[Dataset entries on figures]
++++++++++++++++++++

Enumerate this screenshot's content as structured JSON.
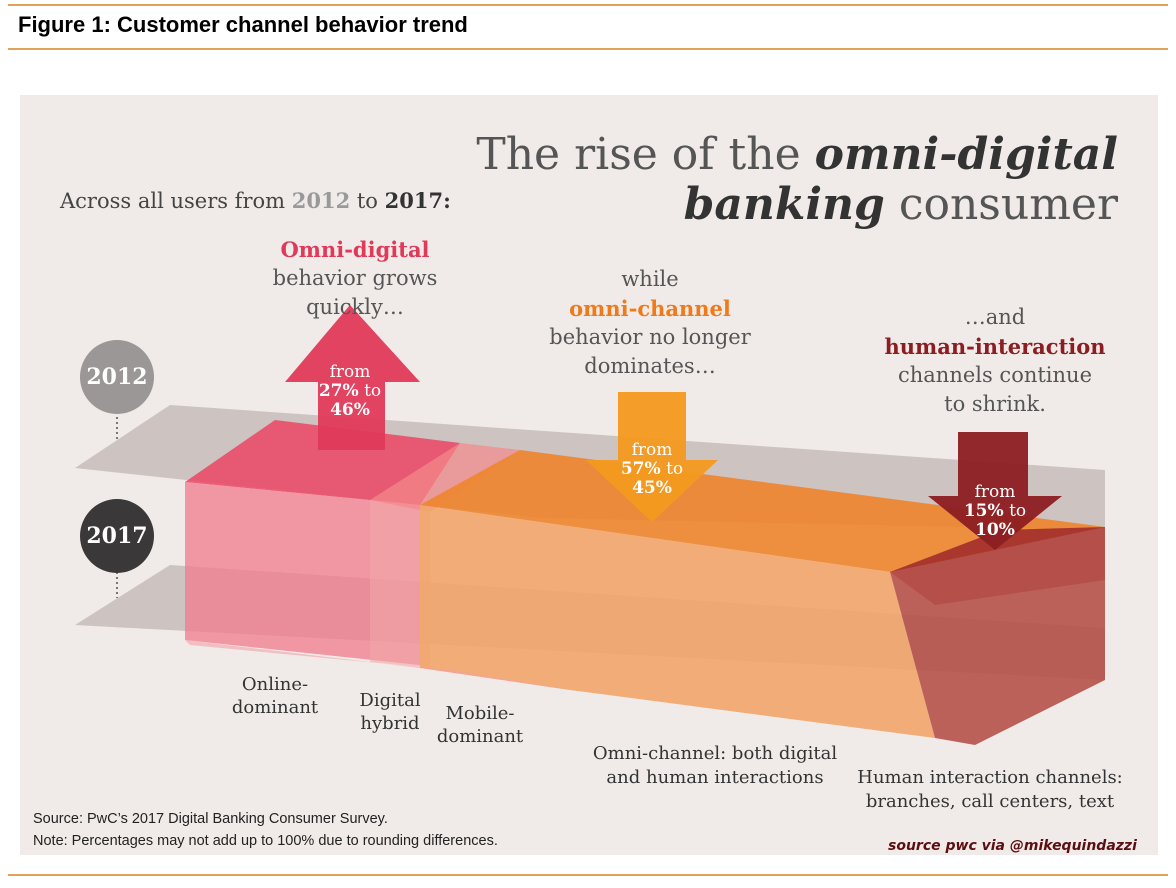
{
  "figure_title": "Figure 1: Customer channel behavior trend",
  "headline": {
    "line1_plain": "The rise of the ",
    "line1_bold": "omni-digital",
    "line2_bold": "banking",
    "line2_plain": " consumer"
  },
  "intro": {
    "prefix": "Across all users from ",
    "year_start": "2012",
    "mid": " to ",
    "year_end": "2017:"
  },
  "years": {
    "y2012": "2012",
    "y2017": "2017"
  },
  "callouts": {
    "omni_digital": {
      "title": "Omni-digital",
      "line1": "behavior grows",
      "line2": "quickly…",
      "arrow_from": "from",
      "arrow_value1": "27%",
      "arrow_to": "to",
      "arrow_value2": "46%"
    },
    "omni_channel": {
      "lead": "while",
      "title": "omni-channel",
      "line1": "behavior no longer",
      "line2": "dominates…",
      "arrow_from": "from",
      "arrow_value1": "57%",
      "arrow_to": "to",
      "arrow_value2": "45%"
    },
    "human": {
      "lead": "…and",
      "title": "human-interaction",
      "line1": "channels continue",
      "line2": "to shrink.",
      "arrow_from": "from",
      "arrow_value1": "15%",
      "arrow_to": "to",
      "arrow_value2": "10%"
    }
  },
  "segments": {
    "online": [
      "Online-",
      "dominant"
    ],
    "hybrid": [
      "Digital",
      "hybrid"
    ],
    "mobile": [
      "Mobile-",
      "dominant"
    ],
    "omni": [
      "Omni-channel: both digital",
      "and human interactions"
    ],
    "human": [
      "Human interaction channels:",
      "branches, call centers, text"
    ]
  },
  "source_lines": [
    "Source: PwC’s 2017 Digital Banking Consumer Survey.",
    "Note: Percentages may not add up to 100% due to rounding differences."
  ],
  "credit": "source pwc via @mikequindazzi",
  "colors": {
    "pink": "#e03a5a",
    "orange": "#ef8a2e",
    "maroon": "#8c1d22",
    "rule": "#e0a15b"
  }
}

++++++++++++++++++++

**AIM OF THE TASK**
Retype the data above exactly; pictures are not part of the copy.

**EXERCISE ANSWER**
Enumerate this screenshot's content as structured JSON.
{
  "figure_title": "Figure 1: Customer channel behavior trend",
  "headline": {
    "line1_plain": "The rise of the ",
    "line1_bold": "omni-digital",
    "line2_bold": "banking",
    "line2_plain": " consumer"
  },
  "intro": {
    "prefix": "Across all users from ",
    "year_start": "2012",
    "mid": " to ",
    "year_end": "2017:"
  },
  "years": {
    "y2012": "2012",
    "y2017": "2017"
  },
  "callouts": {
    "omni_digital": {
      "title": "Omni-digital",
      "line1": "behavior grows",
      "line2": "quickly…",
      "arrow_from": "from",
      "arrow_value1": "27%",
      "arrow_to": "to",
      "arrow_value2": "46%"
    },
    "omni_channel": {
      "lead": "while",
      "title": "omni-channel",
      "line1": "behavior no longer",
      "line2": "dominates…",
      "arrow_from": "from",
      "arrow_value1": "57%",
      "arrow_to": "to",
      "arrow_value2": "45%"
    },
    "human": {
      "lead": "…and",
      "title": "human-interaction",
      "line1": "channels continue",
      "line2": "to shrink.",
      "arrow_from": "from",
      "arrow_value1": "15%",
      "arrow_to": "to",
      "arrow_value2": "10%"
    }
  },
  "segments": {
    "online": [
      "Online-",
      "dominant"
    ],
    "hybrid": [
      "Digital",
      "hybrid"
    ],
    "mobile": [
      "Mobile-",
      "dominant"
    ],
    "omni": [
      "Omni-channel: both digital",
      "and human interactions"
    ],
    "human": [
      "Human interaction channels:",
      "branches, call centers, text"
    ]
  },
  "source_lines": [
    "Source: PwC’s 2017 Digital Banking Consumer Survey.",
    "Note: Percentages may not add up to 100% due to rounding differences."
  ],
  "credit": "source pwc via @mikequindazzi",
  "colors": {
    "pink": "#e03a5a",
    "orange": "#ef8a2e",
    "maroon": "#8c1d22",
    "rule": "#e0a15b"
  }
}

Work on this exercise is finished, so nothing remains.